AIM:
Restate the data below word for word. Skip any images it contains.

▬▬▬▬▬▬

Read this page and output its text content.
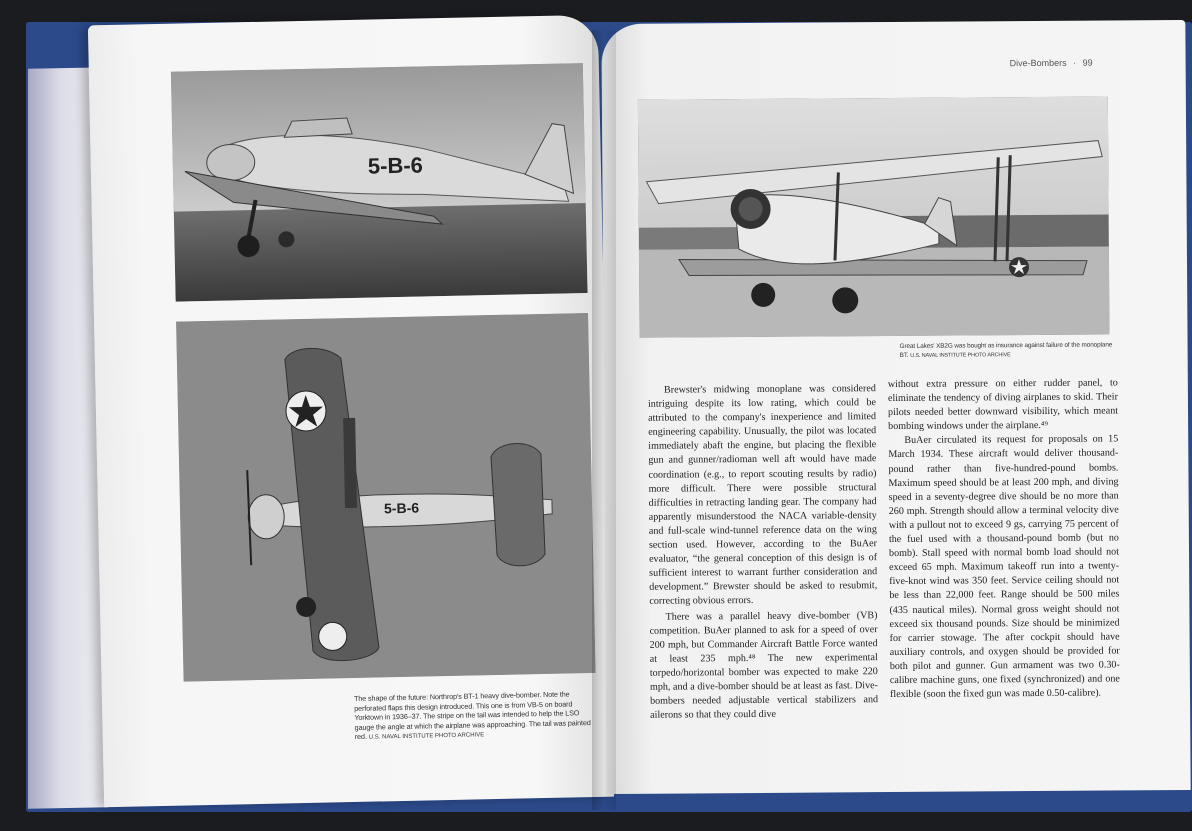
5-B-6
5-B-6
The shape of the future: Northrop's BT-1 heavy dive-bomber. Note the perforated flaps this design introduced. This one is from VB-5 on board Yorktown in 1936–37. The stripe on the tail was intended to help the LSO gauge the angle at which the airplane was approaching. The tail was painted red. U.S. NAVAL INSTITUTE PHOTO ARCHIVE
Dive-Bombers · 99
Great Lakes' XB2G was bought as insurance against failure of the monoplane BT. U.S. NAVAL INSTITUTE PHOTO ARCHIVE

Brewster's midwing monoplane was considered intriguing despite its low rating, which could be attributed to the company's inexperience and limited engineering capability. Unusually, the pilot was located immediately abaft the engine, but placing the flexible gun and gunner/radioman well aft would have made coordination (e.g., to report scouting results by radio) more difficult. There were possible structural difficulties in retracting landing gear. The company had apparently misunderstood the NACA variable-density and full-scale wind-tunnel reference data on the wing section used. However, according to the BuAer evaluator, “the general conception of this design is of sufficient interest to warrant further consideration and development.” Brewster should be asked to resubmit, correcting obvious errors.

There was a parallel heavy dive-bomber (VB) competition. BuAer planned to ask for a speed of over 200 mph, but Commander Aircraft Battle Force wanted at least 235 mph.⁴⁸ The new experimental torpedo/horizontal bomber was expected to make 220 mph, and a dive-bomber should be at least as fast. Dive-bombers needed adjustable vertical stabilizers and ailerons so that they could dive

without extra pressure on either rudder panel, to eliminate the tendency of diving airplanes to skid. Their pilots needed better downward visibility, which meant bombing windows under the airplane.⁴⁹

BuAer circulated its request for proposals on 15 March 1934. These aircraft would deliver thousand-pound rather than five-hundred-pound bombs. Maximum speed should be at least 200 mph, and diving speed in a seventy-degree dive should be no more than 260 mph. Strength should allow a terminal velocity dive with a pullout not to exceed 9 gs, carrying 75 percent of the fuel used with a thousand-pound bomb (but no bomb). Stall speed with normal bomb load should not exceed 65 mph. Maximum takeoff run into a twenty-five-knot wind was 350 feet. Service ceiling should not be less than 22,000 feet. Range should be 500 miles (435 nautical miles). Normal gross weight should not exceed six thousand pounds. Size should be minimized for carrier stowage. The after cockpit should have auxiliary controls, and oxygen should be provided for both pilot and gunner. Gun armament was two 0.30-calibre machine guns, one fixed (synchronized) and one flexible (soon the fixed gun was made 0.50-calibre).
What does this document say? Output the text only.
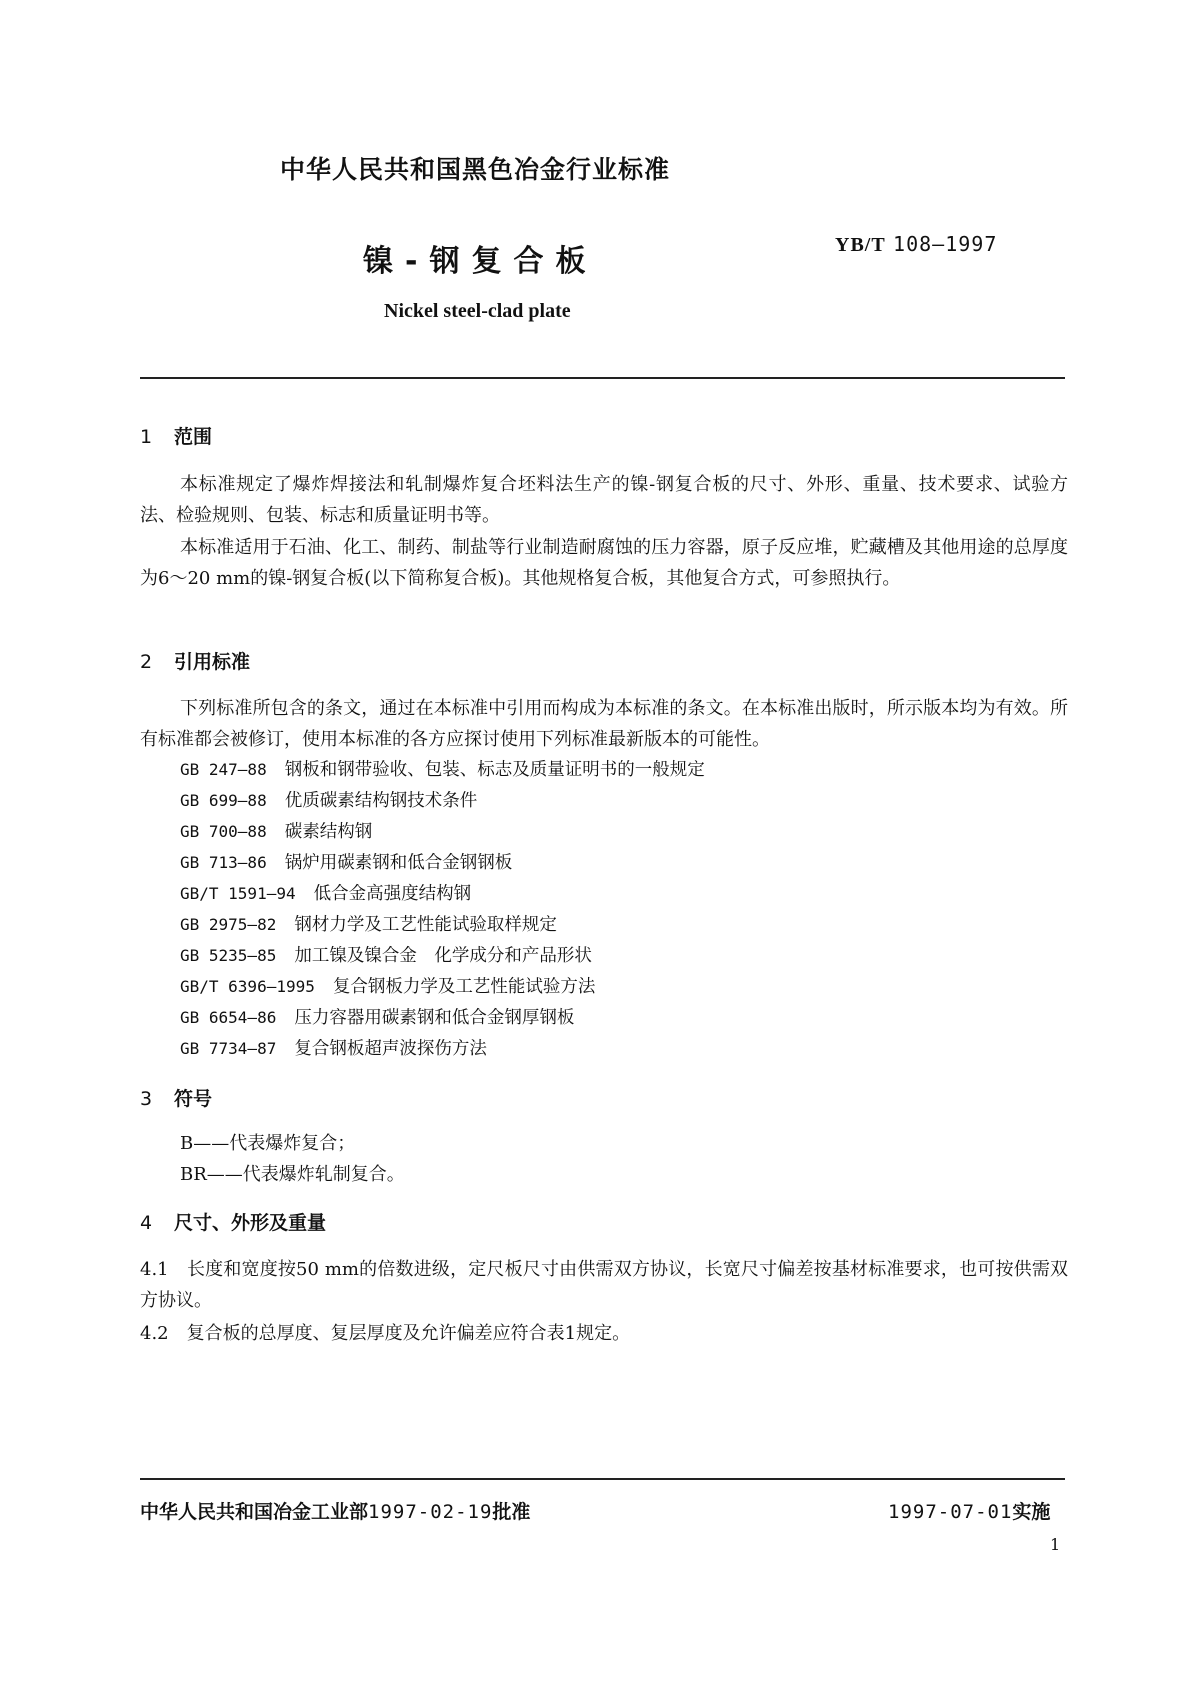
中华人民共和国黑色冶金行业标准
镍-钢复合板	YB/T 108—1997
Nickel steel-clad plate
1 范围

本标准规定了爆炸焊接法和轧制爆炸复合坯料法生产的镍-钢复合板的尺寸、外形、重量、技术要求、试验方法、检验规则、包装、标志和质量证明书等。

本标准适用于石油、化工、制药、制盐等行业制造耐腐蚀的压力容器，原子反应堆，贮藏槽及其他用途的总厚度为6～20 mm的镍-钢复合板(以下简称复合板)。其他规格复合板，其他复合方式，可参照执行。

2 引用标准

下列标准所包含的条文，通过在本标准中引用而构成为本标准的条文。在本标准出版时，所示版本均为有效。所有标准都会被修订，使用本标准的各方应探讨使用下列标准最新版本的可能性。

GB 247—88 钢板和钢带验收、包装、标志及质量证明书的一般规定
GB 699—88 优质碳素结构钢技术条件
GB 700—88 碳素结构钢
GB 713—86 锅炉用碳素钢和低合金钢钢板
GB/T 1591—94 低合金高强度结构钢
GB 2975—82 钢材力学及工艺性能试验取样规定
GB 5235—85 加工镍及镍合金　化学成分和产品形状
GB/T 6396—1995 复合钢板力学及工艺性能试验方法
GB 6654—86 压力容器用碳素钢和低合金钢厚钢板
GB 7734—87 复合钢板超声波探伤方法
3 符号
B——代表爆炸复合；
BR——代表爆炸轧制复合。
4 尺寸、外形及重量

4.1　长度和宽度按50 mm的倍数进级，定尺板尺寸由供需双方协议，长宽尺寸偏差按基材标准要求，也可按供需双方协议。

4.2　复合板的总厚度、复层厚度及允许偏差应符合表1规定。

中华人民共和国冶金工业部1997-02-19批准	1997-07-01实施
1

▬▬▬▬▬▬

THE SOLUTION:
Read this page and output its text content.
5-B-6
5-B-6
The shape of the future: Northrop's BT-1 heavy dive-bomber. Note the perforated flaps this design introduced. This one is from VB-5 on board Yorktown in 1936–37. The stripe on the tail was intended to help the LSO gauge the angle at which the airplane was approaching. The tail was painted red. U.S. NAVAL INSTITUTE PHOTO ARCHIVE
Dive-Bombers · 99
Great Lakes' XB2G was bought as insurance against failure of the monoplane BT. U.S. NAVAL INSTITUTE PHOTO ARCHIVE

Brewster's midwing monoplane was considered intriguing despite its low rating, which could be attributed to the company's inexperience and limited engineering capability. Unusually, the pilot was located immediately abaft the engine, but placing the flexible gun and gunner/radioman well aft would have made coordination (e.g., to report scouting results by radio) more difficult. There were possible structural difficulties in retracting landing gear. The company had apparently misunderstood the NACA variable-density and full-scale wind-tunnel reference data on the wing section used. However, according to the BuAer evaluator, “the general conception of this design is of sufficient interest to warrant further consideration and development.” Brewster should be asked to resubmit, correcting obvious errors.

There was a parallel heavy dive-bomber (VB) competition. BuAer planned to ask for a speed of over 200 mph, but Commander Aircraft Battle Force wanted at least 235 mph.⁴⁸ The new experimental torpedo/horizontal bomber was expected to make 220 mph, and a dive-bomber should be at least as fast. Dive-bombers needed adjustable vertical stabilizers and ailerons so that they could dive

without extra pressure on either rudder panel, to eliminate the tendency of diving airplanes to skid. Their pilots needed better downward visibility, which meant bombing windows under the airplane.⁴⁹

BuAer circulated its request for proposals on 15 March 1934. These aircraft would deliver thousand-pound rather than five-hundred-pound bombs. Maximum speed should be at least 200 mph, and diving speed in a seventy-degree dive should be no more than 260 mph. Strength should allow a terminal velocity dive with a pullout not to exceed 9 gs, carrying 75 percent of the fuel used with a thousand-pound bomb (but no bomb). Stall speed with normal bomb load should not exceed 65 mph. Maximum takeoff run into a twenty-five-knot wind was 350 feet. Service ceiling should not be less than 22,000 feet. Range should be 500 miles (435 nautical miles). Normal gross weight should not exceed six thousand pounds. Size should be minimized for carrier stowage. The after cockpit should have auxiliary controls, and oxygen should be provided for both pilot and gunner. Gun armament was two 0.30-calibre machine guns, one fixed (synchronized) and one flexible (soon the fixed gun was made 0.50-calibre).
What does this document say? Output the text only.
中华人民共和国黑色冶金行业标准
镍-钢复合板	YB/T 108—1997
Nickel steel-clad plate
1 范围

本标准规定了爆炸焊接法和轧制爆炸复合坯料法生产的镍-钢复合板的尺寸、外形、重量、技术要求、试验方法、检验规则、包装、标志和质量证明书等。

本标准适用于石油、化工、制药、制盐等行业制造耐腐蚀的压力容器，原子反应堆，贮藏槽及其他用途的总厚度为6～20 mm的镍-钢复合板(以下简称复合板)。其他规格复合板，其他复合方式，可参照执行。

2 引用标准

下列标准所包含的条文，通过在本标准中引用而构成为本标准的条文。在本标准出版时，所示版本均为有效。所有标准都会被修订，使用本标准的各方应探讨使用下列标准最新版本的可能性。

GB 247—88 钢板和钢带验收、包装、标志及质量证明书的一般规定
GB 699—88 优质碳素结构钢技术条件
GB 700—88 碳素结构钢
GB 713—86 锅炉用碳素钢和低合金钢钢板
GB/T 1591—94 低合金高强度结构钢
GB 2975—82 钢材力学及工艺性能试验取样规定
GB 5235—85 加工镍及镍合金　化学成分和产品形状
GB/T 6396—1995 复合钢板力学及工艺性能试验方法
GB 6654—86 压力容器用碳素钢和低合金钢厚钢板
GB 7734—87 复合钢板超声波探伤方法
3 符号
B——代表爆炸复合；
BR——代表爆炸轧制复合。
4 尺寸、外形及重量

4.1　长度和宽度按50 mm的倍数进级，定尺板尺寸由供需双方协议，长宽尺寸偏差按基材标准要求，也可按供需双方协议。

4.2　复合板的总厚度、复层厚度及允许偏差应符合表1规定。

中华人民共和国冶金工业部1997-02-19批准	1997-07-01实施
1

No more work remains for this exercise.